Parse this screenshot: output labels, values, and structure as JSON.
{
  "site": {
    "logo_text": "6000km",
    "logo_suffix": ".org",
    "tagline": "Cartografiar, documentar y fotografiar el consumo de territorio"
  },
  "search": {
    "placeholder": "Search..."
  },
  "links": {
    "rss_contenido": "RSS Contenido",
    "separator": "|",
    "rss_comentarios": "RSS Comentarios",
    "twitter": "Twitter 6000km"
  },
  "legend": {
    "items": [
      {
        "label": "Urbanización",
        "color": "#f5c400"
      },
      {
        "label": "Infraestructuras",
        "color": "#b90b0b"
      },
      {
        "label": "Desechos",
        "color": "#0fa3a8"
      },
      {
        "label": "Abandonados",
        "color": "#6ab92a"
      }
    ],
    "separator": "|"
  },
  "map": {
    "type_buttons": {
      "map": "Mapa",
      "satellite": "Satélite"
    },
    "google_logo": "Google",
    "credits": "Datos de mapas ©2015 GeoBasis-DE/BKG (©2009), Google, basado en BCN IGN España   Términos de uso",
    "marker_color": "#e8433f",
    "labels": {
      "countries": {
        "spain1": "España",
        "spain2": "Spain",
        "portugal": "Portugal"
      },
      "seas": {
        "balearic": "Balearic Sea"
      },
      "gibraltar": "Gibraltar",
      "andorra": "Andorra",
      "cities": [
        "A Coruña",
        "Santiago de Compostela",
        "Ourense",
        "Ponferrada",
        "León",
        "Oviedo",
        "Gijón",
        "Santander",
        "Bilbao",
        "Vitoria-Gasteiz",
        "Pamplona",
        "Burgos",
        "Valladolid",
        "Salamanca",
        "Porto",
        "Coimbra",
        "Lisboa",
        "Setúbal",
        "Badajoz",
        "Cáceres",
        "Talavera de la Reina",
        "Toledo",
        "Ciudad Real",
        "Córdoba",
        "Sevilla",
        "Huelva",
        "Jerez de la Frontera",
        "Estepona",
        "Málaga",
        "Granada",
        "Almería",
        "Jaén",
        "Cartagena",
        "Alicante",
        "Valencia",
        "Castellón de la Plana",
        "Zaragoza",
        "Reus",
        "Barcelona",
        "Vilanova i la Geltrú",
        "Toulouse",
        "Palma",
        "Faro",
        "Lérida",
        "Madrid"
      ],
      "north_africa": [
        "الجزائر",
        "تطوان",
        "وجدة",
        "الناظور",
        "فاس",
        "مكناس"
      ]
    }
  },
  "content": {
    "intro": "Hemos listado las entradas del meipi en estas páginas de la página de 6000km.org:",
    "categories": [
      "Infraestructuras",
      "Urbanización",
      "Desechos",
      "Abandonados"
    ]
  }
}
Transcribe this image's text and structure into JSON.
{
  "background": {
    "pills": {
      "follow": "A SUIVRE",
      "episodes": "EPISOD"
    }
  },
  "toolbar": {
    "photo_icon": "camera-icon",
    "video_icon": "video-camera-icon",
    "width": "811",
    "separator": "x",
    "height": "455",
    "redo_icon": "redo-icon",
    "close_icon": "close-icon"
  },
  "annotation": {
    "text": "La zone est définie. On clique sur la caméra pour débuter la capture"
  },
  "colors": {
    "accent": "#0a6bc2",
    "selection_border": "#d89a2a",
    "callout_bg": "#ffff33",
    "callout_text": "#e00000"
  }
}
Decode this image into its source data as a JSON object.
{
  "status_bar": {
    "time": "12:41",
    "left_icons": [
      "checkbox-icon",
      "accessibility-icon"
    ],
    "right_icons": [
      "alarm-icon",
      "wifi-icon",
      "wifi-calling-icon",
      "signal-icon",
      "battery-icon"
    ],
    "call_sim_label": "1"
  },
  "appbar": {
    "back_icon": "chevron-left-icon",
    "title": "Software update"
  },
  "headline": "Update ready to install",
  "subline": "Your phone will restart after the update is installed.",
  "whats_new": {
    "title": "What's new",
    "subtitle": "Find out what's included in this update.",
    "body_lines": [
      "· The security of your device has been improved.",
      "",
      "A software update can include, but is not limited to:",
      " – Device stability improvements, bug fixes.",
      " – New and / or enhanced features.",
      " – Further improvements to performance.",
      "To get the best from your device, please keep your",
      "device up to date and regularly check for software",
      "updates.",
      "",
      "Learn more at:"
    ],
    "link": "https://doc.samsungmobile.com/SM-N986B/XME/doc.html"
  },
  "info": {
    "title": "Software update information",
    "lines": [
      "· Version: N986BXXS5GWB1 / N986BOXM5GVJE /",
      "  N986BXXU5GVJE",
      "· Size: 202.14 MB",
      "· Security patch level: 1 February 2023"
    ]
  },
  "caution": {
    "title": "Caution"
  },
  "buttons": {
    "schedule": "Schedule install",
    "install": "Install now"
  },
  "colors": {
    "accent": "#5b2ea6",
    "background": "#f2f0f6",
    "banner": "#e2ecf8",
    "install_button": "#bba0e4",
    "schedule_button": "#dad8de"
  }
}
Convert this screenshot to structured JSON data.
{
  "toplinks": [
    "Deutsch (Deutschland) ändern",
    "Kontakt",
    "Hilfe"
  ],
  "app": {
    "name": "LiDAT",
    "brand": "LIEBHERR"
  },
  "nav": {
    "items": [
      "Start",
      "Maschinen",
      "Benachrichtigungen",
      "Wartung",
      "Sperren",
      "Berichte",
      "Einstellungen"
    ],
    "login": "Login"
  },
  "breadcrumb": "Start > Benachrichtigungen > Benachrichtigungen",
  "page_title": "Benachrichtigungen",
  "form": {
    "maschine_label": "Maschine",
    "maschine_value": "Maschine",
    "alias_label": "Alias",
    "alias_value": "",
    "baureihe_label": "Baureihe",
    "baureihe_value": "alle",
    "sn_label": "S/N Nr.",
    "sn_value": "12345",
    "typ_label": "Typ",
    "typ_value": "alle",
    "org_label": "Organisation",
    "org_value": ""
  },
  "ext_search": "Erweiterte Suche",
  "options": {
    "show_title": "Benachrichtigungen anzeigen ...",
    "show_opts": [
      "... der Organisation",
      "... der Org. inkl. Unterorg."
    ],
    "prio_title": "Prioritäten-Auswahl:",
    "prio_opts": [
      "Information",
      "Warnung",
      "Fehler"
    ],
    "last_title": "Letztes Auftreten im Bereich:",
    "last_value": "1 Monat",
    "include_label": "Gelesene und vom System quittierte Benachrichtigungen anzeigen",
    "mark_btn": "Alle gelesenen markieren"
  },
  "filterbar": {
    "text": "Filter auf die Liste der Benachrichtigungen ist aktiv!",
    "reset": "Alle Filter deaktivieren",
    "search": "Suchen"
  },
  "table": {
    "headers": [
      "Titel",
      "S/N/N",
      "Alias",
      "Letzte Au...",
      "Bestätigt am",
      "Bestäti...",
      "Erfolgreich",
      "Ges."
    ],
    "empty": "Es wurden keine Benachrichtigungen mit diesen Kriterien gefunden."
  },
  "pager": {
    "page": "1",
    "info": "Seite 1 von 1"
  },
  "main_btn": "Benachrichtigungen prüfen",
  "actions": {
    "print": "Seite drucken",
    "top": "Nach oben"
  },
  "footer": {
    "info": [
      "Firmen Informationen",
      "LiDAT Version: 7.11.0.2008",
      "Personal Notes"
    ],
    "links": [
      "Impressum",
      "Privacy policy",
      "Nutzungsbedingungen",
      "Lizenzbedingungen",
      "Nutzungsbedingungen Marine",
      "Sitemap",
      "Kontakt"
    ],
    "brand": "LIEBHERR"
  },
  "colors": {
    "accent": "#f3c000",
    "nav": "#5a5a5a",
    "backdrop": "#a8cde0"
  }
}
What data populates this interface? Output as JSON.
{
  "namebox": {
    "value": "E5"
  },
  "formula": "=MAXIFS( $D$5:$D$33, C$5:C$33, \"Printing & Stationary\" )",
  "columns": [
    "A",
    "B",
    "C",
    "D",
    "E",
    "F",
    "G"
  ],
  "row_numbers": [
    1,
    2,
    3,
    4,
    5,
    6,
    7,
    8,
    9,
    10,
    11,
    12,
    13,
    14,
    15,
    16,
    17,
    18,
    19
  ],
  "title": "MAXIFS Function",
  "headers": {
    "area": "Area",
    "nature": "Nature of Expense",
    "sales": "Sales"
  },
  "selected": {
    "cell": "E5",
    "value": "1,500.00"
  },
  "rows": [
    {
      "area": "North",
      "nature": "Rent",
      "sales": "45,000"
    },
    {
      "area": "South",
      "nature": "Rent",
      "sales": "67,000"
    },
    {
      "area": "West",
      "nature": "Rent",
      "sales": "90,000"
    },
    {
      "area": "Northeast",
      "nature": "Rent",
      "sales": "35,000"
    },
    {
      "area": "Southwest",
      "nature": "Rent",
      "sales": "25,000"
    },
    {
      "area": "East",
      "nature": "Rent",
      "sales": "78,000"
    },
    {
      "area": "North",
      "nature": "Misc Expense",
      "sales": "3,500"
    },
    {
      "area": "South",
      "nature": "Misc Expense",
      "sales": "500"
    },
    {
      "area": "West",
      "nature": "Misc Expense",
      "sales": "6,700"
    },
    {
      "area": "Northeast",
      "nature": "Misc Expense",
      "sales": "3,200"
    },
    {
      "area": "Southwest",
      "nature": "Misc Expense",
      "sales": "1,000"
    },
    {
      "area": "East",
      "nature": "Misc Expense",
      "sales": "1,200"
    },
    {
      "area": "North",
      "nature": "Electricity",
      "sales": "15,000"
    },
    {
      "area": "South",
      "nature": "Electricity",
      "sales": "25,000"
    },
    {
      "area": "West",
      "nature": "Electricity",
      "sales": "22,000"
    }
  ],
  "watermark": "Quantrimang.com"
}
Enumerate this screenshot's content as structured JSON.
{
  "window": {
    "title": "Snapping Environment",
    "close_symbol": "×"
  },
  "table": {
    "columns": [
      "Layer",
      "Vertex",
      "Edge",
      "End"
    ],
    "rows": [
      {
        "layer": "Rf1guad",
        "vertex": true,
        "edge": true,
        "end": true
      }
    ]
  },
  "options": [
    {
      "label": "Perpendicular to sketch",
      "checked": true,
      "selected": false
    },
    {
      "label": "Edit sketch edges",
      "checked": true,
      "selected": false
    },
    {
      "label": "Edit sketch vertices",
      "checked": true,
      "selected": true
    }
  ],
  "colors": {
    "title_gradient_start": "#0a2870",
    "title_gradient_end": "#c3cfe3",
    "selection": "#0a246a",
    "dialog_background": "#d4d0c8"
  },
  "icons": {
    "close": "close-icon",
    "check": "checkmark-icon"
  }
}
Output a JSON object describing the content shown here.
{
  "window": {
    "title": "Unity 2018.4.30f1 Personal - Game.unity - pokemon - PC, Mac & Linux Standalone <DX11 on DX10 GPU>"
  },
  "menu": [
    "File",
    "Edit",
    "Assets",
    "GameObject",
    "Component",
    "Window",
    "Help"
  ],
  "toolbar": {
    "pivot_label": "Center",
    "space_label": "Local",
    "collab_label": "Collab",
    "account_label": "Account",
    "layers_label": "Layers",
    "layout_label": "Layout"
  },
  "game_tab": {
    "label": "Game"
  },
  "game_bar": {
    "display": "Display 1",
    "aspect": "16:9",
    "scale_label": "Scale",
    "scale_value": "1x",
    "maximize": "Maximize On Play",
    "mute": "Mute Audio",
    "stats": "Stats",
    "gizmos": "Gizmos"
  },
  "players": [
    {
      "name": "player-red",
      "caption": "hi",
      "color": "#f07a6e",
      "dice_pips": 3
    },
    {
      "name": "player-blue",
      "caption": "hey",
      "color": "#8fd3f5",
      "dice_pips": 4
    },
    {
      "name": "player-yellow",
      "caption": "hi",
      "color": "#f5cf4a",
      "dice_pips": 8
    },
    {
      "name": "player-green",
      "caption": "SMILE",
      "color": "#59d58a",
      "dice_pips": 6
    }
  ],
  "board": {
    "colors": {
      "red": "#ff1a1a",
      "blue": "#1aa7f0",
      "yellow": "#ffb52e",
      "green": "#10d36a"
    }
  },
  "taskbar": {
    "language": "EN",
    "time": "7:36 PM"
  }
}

◆ **STATED GOAL**: Only lines with the word "labels" should be collected from the material.

◆ **FINAL RESULT**:
Parse this screenshot: output labels, values, and structure as JSON.
    "labels": {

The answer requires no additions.